Start of SUPPLIED DATA
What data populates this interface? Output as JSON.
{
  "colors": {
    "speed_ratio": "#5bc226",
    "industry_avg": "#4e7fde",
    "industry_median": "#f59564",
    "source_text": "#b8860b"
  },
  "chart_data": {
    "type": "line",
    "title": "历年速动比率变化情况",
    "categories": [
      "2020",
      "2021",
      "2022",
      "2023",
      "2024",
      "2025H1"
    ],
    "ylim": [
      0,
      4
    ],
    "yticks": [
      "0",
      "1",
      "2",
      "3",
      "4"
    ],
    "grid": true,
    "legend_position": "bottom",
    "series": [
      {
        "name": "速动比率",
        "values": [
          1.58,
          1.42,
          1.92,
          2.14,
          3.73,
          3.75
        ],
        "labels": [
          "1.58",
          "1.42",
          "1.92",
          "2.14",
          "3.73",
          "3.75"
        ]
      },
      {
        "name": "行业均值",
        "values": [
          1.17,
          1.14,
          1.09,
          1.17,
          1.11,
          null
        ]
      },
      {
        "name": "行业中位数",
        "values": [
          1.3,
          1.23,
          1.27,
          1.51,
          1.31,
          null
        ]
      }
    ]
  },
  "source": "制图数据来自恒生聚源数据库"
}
End of SUPPLIED DATA
**TASK DESCRIPTION:** Word for word, restate all of the data shown above.

**TASK RESULT:**
What data populates this interface? Output as JSON.
{
  "colors": {
    "speed_ratio": "#5bc226",
    "industry_avg": "#4e7fde",
    "industry_median": "#f59564",
    "source_text": "#b8860b"
  },
  "chart_data": {
    "type": "line",
    "title": "历年速动比率变化情况",
    "categories": [
      "2020",
      "2021",
      "2022",
      "2023",
      "2024",
      "2025H1"
    ],
    "ylim": [
      0,
      4
    ],
    "yticks": [
      "0",
      "1",
      "2",
      "3",
      "4"
    ],
    "grid": true,
    "legend_position": "bottom",
    "series": [
      {
        "name": "速动比率",
        "values": [
          1.58,
          1.42,
          1.92,
          2.14,
          3.73,
          3.75
        ],
        "labels": [
          "1.58",
          "1.42",
          "1.92",
          "2.14",
          "3.73",
          "3.75"
        ]
      },
      {
        "name": "行业均值",
        "values": [
          1.17,
          1.14,
          1.09,
          1.17,
          1.11,
          null
        ]
      },
      {
        "name": "行业中位数",
        "values": [
          1.3,
          1.23,
          1.27,
          1.51,
          1.31,
          null
        ]
      }
    ]
  },
  "source": "制图数据来自恒生聚源数据库"
}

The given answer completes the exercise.